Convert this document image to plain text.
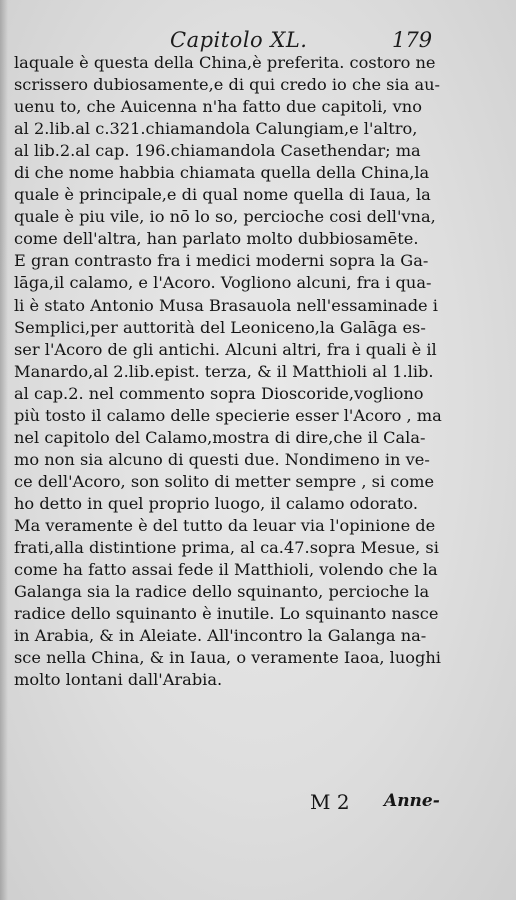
Capitolo XL.	179
laquale è questa della China,è preferita. costoro ne
scrissero dubiosamente,e di qui credo io che sia au-
uenu to, che Auicenna n'ha fatto due capitoli, vno
al 2.lib.al c.321.chiamandola Calungiam,e l'altro,
al lib.2.al cap. 196.chiamandola Casethendar; ma
di che nome habbia chiamata quella della China,la
quale è principale,e di qual nome quella di Iaua, la
quale è piu vile, io nō lo so, percioche cosi dell'vna,
come dell'altra, han parlato molto dubbiosamēte.
E gran contrasto fra i medici moderni sopra la Ga-
lāga,il calamo, e l'Acoro. Vogliono alcuni, fra i qua-
li è stato Antonio Musa Brasauola nell'essaminade i
Semplici,per auttorità del Leoniceno,la Galāga es-
ser l'Acoro de gli antichi. Alcuni altri, fra i quali è il
Manardo,al 2.lib.epist. terza, & il Matthioli al 1.lib.
al cap.2. nel commento sopra Dioscoride,vogliono
più tosto il calamo delle specierie esser l'Acoro , ma
nel capitolo del Calamo,mostra di dire,che il Cala-
mo non sia alcuno di questi due. Nondimeno in ve-
ce dell'Acoro, son solito di metter sempre , si come
ho detto in quel proprio luogo, il calamo odorato.
Ma veramente è del tutto da leuar via l'opinione de
frati,alla distintione prima, al ca.47.sopra Mesue, si
come ha fatto assai fede il Matthioli, volendo che la
Galanga sia la radice dello squinanto, percioche la
radice dello squinanto è inutile. Lo squinanto nasce
in Arabia, & in Aleiate. All'incontro la Galanga na-
sce nella China, & in Iaua, o veramente Iaoa, luoghi
molto lontani dall'Arabia.
M 2 Anne-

**Stated problem**
Where a line in the entries holds the word "sopra", copy that line.

**Expected answer**
E gran contrasto fra i medici moderni sopra la Ga-
al cap.2. nel commento sopra Dioscoride,vogliono
frati,alla distintione prima, al ca.47.sopra Mesue, si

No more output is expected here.